● **Problem statement**
Sift the listing for lines that hold the string "clcd" and pull them out.

──────── Entries provided

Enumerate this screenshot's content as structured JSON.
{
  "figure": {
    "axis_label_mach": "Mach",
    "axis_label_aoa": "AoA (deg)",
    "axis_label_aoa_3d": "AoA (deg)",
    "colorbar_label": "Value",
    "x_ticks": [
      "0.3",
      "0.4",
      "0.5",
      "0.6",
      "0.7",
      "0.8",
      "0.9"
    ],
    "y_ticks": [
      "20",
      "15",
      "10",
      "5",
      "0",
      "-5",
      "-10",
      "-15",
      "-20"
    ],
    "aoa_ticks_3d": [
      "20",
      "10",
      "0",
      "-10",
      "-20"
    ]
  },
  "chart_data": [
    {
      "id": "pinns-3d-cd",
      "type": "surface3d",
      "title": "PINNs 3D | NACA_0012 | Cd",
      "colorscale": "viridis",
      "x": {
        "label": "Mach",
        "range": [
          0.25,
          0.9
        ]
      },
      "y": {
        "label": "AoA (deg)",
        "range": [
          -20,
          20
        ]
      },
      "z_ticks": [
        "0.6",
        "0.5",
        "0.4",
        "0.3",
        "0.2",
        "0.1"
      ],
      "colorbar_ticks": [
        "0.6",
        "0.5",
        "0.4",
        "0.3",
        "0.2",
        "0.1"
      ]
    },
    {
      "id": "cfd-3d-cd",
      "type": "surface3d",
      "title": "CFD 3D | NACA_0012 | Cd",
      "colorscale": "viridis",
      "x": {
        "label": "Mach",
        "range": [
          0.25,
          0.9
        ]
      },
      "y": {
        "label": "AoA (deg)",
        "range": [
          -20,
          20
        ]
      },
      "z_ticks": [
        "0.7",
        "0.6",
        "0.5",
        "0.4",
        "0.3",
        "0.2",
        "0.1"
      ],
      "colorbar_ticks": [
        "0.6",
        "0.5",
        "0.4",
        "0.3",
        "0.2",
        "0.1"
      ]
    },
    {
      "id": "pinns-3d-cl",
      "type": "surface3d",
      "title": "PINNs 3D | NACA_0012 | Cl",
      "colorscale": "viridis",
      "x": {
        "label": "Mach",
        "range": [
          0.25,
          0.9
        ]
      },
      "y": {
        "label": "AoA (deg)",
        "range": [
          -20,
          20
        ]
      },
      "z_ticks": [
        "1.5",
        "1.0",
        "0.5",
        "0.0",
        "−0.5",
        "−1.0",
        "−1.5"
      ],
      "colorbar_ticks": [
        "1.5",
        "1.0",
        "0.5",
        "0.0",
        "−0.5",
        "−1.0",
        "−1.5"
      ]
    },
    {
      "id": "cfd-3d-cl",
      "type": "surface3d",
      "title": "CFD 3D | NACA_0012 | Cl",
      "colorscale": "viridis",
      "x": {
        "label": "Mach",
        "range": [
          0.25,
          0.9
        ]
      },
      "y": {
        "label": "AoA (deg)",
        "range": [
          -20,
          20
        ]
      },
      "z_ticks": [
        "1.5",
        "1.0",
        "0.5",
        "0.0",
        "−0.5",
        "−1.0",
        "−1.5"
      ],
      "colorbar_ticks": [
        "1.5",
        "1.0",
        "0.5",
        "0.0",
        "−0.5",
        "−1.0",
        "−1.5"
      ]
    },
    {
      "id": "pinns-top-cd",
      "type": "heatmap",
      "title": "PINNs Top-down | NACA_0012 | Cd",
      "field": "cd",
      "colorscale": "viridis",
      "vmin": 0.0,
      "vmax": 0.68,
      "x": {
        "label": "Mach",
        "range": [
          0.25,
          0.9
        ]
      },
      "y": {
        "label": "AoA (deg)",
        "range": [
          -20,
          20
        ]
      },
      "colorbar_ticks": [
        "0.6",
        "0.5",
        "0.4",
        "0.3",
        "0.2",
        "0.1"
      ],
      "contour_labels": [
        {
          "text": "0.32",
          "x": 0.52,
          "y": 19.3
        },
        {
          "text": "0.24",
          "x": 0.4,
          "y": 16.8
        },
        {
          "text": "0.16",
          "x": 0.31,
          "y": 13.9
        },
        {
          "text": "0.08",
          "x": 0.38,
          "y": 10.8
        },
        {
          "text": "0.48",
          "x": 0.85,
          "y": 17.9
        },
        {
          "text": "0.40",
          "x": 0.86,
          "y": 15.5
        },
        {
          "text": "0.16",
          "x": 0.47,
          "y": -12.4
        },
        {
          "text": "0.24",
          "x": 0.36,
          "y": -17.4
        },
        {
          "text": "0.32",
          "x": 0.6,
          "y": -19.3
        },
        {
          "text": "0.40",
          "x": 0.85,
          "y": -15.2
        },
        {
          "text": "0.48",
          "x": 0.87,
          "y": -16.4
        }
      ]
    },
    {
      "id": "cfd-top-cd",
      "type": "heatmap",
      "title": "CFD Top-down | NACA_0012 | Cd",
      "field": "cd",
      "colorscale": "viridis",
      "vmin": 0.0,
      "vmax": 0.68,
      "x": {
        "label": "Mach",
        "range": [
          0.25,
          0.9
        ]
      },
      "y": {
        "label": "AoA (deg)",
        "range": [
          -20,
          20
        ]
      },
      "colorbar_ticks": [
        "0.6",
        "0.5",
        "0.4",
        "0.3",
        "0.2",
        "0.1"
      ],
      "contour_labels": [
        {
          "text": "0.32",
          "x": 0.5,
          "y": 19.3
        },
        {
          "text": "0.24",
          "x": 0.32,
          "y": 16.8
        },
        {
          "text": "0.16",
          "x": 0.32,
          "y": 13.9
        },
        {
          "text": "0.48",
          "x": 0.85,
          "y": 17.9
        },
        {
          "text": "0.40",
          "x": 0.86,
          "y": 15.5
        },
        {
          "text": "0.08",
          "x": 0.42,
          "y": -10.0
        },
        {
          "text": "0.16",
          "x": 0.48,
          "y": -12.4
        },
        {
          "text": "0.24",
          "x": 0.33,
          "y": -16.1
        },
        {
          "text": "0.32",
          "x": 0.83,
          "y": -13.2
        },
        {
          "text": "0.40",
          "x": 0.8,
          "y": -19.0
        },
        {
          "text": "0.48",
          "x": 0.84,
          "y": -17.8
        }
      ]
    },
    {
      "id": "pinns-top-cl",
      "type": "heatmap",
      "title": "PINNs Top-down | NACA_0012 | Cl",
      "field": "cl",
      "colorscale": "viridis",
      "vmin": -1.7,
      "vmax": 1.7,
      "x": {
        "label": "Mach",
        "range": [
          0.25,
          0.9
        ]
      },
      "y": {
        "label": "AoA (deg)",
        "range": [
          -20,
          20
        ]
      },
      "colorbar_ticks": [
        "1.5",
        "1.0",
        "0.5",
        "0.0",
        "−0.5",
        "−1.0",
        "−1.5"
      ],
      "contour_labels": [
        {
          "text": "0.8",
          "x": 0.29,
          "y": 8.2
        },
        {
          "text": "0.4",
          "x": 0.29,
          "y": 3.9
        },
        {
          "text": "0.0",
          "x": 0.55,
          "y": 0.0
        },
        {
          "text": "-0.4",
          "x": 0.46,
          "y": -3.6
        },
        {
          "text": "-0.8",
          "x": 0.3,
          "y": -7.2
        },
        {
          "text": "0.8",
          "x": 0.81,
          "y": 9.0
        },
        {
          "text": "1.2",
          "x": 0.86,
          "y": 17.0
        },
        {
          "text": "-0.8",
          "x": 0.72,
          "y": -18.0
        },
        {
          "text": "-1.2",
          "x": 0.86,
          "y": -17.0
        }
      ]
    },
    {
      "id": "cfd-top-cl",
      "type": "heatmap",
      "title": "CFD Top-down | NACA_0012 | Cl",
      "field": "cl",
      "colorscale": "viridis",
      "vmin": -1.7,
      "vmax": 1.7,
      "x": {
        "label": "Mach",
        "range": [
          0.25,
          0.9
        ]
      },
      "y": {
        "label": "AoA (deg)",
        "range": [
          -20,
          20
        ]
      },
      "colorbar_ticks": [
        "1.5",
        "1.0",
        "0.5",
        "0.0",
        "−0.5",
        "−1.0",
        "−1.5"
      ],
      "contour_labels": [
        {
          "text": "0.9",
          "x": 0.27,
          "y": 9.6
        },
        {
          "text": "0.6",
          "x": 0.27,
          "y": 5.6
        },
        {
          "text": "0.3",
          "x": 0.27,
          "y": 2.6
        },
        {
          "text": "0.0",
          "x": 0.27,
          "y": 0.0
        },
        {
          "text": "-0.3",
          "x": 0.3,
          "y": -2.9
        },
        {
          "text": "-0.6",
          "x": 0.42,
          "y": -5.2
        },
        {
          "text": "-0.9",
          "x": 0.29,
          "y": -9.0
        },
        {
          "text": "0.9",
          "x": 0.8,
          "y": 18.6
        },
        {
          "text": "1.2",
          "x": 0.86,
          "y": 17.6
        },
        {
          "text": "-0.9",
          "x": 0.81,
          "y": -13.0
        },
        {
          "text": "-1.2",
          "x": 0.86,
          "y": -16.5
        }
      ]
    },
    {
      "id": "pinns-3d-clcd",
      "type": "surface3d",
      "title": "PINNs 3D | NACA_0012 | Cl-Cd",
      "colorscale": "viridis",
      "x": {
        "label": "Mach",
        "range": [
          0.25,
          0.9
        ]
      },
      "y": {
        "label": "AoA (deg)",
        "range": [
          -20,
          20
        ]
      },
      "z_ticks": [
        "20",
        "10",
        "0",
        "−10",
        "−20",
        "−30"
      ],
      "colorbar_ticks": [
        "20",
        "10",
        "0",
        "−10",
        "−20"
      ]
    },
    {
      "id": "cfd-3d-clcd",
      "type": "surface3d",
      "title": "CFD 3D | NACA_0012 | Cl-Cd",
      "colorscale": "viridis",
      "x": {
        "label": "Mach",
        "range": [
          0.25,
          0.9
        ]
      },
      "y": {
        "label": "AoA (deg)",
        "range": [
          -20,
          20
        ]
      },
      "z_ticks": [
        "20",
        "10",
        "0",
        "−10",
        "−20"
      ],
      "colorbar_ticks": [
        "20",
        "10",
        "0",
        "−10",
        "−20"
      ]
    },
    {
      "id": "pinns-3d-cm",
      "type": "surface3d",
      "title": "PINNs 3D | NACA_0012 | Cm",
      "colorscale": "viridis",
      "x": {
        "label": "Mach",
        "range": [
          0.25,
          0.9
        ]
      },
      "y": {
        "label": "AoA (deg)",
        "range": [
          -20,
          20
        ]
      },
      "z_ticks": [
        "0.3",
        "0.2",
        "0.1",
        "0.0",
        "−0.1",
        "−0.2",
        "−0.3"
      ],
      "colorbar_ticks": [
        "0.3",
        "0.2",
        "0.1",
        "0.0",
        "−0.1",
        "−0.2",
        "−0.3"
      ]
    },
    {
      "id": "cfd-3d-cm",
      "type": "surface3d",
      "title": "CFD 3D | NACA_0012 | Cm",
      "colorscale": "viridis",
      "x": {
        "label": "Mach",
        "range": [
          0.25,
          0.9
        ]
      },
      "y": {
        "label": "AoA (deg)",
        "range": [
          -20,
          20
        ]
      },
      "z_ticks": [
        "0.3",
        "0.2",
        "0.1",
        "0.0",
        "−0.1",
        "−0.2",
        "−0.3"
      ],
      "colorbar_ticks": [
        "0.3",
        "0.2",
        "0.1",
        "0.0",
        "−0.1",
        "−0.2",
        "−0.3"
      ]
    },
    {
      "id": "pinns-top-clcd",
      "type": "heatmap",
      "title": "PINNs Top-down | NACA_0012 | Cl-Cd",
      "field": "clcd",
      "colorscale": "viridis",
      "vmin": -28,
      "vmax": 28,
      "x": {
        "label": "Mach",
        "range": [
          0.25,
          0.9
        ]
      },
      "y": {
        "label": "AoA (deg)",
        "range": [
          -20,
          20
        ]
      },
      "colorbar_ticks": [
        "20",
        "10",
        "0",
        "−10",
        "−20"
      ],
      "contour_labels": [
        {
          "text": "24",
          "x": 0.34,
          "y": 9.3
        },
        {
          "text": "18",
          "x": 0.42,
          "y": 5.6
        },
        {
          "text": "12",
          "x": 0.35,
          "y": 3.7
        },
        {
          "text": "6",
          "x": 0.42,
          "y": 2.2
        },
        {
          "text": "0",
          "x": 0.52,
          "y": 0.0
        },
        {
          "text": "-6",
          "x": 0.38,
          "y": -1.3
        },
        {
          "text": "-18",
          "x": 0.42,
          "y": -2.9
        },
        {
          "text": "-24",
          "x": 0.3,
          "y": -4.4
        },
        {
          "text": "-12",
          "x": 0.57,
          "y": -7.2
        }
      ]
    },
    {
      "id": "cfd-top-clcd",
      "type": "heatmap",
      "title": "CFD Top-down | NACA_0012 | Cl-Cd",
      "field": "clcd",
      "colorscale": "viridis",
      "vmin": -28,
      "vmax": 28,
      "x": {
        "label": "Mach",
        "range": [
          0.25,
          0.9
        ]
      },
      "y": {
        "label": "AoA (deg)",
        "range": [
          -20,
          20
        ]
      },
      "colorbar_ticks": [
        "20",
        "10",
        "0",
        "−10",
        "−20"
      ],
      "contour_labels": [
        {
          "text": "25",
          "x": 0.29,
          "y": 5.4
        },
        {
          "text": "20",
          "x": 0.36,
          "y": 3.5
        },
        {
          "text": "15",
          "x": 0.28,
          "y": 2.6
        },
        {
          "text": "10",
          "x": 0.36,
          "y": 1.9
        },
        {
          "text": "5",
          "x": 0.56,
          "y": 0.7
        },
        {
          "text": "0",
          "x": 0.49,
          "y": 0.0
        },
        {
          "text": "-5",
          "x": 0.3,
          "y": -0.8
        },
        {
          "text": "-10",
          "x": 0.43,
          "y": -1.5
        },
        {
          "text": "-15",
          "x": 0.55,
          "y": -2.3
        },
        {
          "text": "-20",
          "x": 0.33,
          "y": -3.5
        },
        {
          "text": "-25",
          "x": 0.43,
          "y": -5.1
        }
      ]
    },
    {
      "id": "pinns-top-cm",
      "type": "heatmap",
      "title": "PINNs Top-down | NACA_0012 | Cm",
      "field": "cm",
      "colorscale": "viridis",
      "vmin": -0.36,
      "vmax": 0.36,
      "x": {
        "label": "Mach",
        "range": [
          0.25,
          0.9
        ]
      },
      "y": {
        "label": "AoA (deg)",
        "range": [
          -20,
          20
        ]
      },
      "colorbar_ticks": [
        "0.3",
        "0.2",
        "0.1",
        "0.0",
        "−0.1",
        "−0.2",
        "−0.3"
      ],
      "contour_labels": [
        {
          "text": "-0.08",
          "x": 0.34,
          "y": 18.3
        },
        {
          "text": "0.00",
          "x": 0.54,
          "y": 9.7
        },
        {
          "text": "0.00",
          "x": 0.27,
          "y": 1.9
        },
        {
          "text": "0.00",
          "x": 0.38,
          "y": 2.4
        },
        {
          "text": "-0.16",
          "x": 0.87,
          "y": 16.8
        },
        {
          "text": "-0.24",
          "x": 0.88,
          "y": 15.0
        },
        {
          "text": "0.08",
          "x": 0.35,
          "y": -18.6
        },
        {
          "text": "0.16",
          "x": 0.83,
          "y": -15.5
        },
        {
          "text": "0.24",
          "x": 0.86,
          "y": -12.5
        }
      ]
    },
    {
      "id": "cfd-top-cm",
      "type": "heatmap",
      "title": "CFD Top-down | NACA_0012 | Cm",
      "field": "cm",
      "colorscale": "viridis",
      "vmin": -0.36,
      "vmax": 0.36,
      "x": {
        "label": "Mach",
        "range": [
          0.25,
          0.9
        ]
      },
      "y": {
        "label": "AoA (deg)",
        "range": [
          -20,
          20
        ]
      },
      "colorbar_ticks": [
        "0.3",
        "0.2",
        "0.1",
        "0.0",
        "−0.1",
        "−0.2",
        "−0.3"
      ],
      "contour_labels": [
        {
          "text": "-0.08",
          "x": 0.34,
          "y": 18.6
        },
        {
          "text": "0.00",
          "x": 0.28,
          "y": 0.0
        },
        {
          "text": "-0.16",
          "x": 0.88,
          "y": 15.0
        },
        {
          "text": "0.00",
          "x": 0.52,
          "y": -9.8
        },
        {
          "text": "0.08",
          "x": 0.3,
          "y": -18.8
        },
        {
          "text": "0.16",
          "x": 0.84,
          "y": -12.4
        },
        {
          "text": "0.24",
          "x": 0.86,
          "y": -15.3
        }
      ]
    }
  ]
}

────────────────

● **Final result**
      "id": "pinns-3d-clcd",
      "id": "cfd-3d-clcd",
      "id": "pinns-top-clcd",
      "field": "clcd",
      "id": "cfd-top-clcd",
      "field": "clcd",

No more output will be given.